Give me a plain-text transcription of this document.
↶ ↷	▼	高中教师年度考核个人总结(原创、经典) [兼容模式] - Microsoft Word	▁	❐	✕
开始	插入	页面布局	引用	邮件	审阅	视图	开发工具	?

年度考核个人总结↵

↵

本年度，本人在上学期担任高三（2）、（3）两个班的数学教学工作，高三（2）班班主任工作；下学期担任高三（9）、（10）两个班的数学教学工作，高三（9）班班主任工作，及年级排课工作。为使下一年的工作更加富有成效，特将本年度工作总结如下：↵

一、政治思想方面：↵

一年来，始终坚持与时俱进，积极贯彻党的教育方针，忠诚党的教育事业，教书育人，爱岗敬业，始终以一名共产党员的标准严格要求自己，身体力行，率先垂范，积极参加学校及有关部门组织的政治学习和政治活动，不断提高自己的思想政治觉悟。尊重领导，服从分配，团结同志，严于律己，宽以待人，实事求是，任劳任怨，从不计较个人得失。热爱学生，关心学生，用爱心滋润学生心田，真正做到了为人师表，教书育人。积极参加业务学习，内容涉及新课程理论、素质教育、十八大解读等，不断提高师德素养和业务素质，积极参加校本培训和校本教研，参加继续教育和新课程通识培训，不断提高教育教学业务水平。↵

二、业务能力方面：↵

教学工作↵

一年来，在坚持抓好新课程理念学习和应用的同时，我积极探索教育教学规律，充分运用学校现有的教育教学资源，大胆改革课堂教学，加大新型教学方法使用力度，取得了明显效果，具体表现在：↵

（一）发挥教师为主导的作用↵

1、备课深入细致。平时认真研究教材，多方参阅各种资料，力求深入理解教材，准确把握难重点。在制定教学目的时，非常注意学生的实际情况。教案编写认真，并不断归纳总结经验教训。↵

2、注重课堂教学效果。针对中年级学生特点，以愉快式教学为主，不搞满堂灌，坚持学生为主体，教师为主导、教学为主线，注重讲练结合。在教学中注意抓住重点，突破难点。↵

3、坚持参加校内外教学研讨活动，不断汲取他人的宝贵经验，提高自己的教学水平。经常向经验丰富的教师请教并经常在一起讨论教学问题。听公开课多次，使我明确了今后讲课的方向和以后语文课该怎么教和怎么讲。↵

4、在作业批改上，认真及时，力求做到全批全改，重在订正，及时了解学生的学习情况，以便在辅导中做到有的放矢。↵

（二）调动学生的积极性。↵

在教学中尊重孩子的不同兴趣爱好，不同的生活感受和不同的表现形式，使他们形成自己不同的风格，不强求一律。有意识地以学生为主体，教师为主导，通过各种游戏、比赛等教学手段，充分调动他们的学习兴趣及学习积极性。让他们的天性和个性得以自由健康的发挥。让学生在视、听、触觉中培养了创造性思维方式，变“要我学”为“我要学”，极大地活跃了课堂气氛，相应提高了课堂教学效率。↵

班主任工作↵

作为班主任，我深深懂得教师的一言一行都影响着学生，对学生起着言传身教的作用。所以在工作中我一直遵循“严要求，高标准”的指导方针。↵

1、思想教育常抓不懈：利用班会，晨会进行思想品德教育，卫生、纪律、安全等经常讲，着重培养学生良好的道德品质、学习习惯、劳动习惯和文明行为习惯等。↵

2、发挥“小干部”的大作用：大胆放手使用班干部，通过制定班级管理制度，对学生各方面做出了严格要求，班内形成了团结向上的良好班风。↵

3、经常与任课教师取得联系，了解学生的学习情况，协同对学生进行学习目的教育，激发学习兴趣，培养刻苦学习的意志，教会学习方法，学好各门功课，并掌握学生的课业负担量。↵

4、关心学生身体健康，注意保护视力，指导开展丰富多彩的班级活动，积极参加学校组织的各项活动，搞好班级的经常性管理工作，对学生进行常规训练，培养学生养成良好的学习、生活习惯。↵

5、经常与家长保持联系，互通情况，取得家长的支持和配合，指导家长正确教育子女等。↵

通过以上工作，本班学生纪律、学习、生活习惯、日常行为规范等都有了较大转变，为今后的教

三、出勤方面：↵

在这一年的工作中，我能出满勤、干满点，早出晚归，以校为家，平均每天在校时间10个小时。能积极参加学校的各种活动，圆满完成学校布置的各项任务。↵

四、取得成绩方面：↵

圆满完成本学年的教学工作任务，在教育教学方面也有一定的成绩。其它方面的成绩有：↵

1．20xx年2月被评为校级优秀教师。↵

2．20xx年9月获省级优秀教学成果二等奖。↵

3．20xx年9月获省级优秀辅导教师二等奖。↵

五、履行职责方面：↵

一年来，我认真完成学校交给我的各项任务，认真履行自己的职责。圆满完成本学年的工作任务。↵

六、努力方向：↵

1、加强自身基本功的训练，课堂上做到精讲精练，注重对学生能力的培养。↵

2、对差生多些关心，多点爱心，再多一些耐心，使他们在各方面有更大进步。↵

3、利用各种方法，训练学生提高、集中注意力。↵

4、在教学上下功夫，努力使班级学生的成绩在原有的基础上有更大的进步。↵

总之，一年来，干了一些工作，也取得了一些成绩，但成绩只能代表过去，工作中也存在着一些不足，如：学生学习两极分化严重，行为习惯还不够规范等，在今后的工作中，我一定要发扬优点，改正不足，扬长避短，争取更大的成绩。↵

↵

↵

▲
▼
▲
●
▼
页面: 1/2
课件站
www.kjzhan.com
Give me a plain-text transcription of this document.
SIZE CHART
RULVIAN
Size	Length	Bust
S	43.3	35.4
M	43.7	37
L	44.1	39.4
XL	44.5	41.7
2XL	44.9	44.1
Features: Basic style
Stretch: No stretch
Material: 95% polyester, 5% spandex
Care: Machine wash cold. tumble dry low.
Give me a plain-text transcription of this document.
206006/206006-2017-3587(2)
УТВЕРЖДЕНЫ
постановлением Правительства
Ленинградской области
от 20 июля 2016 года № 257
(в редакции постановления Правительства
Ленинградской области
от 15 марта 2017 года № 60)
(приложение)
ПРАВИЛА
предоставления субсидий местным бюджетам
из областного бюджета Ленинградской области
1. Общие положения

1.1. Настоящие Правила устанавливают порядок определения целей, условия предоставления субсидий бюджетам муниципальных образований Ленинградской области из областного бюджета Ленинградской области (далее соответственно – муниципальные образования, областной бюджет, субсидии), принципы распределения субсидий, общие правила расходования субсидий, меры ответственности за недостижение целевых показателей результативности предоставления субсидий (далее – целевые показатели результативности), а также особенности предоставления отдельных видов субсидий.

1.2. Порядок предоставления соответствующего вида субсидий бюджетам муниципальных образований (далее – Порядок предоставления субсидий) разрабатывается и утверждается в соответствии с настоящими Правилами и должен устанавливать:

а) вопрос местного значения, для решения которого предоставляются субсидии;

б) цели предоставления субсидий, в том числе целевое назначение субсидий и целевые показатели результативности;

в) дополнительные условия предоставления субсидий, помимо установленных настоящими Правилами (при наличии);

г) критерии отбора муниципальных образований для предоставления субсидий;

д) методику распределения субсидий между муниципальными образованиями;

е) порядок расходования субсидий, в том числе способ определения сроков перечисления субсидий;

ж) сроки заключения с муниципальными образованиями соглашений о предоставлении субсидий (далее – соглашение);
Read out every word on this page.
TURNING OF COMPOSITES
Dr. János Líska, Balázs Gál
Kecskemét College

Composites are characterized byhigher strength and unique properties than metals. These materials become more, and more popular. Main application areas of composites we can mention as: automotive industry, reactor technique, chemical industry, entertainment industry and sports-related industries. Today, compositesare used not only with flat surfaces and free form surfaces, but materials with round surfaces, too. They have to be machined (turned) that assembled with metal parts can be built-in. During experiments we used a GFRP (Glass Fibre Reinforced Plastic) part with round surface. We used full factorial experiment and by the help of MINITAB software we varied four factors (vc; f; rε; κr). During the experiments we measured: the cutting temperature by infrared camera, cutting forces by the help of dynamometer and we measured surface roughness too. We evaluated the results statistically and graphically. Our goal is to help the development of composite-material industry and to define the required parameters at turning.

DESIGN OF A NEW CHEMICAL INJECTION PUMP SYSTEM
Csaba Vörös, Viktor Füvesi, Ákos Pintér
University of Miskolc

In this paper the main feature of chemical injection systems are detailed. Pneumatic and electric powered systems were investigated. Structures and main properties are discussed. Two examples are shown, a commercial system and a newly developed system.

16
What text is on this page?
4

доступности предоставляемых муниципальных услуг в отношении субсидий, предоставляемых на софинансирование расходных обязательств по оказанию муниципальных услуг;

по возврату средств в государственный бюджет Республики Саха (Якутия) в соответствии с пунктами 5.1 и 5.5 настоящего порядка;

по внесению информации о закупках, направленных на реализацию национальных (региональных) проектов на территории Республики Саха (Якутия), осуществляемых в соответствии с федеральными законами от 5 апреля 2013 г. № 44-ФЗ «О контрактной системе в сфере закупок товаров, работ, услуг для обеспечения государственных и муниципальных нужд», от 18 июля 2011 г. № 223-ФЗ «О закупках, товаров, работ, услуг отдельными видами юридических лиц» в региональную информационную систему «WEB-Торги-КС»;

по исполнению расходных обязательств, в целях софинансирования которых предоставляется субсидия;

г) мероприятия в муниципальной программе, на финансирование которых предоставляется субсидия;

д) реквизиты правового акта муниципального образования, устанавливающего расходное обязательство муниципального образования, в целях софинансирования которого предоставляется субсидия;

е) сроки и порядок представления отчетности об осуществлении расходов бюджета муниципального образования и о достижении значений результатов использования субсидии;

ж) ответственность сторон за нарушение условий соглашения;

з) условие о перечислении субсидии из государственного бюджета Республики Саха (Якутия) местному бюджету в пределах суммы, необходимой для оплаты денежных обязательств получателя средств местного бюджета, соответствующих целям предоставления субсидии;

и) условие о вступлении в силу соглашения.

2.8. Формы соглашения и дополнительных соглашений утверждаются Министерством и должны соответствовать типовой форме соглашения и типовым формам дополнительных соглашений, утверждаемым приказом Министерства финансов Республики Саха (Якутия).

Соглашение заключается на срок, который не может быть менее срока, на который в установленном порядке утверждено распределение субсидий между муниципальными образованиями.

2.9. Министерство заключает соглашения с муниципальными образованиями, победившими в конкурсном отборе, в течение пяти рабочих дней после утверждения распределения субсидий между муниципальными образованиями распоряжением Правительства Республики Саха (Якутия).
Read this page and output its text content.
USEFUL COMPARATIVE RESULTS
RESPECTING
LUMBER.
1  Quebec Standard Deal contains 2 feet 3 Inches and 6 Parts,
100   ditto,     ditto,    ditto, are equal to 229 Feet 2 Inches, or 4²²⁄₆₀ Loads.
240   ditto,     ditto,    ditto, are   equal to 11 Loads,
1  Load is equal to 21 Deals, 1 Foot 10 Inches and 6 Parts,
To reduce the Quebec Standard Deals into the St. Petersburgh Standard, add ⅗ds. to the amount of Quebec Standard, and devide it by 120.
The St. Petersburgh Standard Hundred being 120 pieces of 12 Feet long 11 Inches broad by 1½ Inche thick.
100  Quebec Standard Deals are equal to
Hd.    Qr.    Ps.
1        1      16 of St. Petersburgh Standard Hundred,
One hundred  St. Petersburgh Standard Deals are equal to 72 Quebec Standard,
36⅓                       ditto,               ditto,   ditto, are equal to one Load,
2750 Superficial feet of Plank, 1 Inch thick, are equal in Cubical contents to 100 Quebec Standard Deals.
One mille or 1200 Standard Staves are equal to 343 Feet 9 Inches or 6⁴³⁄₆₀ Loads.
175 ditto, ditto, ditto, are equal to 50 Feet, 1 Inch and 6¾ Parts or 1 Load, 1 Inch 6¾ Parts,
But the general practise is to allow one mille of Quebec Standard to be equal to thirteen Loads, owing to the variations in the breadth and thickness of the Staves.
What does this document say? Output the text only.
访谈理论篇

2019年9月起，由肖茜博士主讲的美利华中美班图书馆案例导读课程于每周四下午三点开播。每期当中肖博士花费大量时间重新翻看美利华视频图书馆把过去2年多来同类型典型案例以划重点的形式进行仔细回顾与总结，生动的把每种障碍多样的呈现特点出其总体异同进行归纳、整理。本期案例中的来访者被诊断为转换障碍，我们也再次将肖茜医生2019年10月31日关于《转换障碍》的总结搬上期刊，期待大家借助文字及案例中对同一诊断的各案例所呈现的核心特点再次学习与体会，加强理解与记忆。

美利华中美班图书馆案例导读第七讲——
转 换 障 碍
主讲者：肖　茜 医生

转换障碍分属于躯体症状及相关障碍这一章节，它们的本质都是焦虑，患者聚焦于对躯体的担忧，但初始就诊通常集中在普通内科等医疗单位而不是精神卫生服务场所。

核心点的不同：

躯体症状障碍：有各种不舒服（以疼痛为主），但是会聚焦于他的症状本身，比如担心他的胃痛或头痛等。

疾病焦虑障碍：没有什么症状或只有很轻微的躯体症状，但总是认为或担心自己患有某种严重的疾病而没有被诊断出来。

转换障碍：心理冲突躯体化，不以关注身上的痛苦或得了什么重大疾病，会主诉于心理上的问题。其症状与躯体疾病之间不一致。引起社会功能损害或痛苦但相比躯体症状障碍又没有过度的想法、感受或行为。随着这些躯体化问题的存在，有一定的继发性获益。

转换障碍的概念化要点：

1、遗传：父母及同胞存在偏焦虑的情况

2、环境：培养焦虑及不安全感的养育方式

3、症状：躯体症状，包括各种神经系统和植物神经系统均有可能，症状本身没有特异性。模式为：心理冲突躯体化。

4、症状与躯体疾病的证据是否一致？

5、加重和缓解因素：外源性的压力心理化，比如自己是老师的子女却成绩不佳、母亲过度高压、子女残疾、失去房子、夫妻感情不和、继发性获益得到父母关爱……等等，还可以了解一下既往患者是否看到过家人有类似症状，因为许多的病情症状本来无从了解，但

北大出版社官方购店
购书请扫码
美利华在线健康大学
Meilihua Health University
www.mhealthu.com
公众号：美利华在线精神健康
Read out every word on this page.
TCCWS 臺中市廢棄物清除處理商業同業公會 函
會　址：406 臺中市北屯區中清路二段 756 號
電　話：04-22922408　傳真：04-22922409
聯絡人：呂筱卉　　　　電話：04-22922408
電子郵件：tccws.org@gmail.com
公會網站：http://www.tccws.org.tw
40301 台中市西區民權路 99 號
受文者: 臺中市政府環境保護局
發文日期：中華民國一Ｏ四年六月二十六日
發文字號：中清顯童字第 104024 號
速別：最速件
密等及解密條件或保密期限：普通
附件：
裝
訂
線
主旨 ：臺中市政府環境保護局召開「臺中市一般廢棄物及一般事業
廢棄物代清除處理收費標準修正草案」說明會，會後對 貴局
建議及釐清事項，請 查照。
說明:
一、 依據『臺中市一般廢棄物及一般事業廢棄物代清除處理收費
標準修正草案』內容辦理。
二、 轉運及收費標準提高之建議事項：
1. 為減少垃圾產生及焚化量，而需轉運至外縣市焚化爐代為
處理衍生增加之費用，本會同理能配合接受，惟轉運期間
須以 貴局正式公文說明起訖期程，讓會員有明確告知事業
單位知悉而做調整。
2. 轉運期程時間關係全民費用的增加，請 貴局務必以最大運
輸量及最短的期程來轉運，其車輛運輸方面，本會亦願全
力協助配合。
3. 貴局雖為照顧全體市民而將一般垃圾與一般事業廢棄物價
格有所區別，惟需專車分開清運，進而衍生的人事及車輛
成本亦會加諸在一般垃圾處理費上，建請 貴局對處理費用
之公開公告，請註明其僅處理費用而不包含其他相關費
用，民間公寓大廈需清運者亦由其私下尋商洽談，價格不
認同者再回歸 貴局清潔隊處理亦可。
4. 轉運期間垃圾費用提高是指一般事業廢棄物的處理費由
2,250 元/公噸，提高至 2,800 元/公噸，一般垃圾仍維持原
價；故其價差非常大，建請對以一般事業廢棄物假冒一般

——

*Requirements:*
Gather all lines from the records above in which "далее" appears.

*Worked answer:*
1.1. Настоящие Правила устанавливают порядок определения целей, условия предоставления субсидий бюджетам муниципальных образований Ленинградской области из областного бюджета Ленинградской области (далее соответственно – муниципальные образования, областной бюджет, субсидии), принципы распределения субсидий, общие правила расходования субсидий, меры ответственности за недостижение целевых показателей результативности предоставления субсидий (далее – целевые показатели результативности), а также особенности предоставления отдельных видов субсидий.
1.2. Порядок предоставления соответствующего вида субсидий бюджетам муниципальных образований (далее – Порядок предоставления субсидий) разрабатывается и утверждается в соответствии с настоящими Правилами и должен устанавливать:
ж) сроки заключения с муниципальными образованиями соглашений о предоставлении субсидий (далее – соглашение);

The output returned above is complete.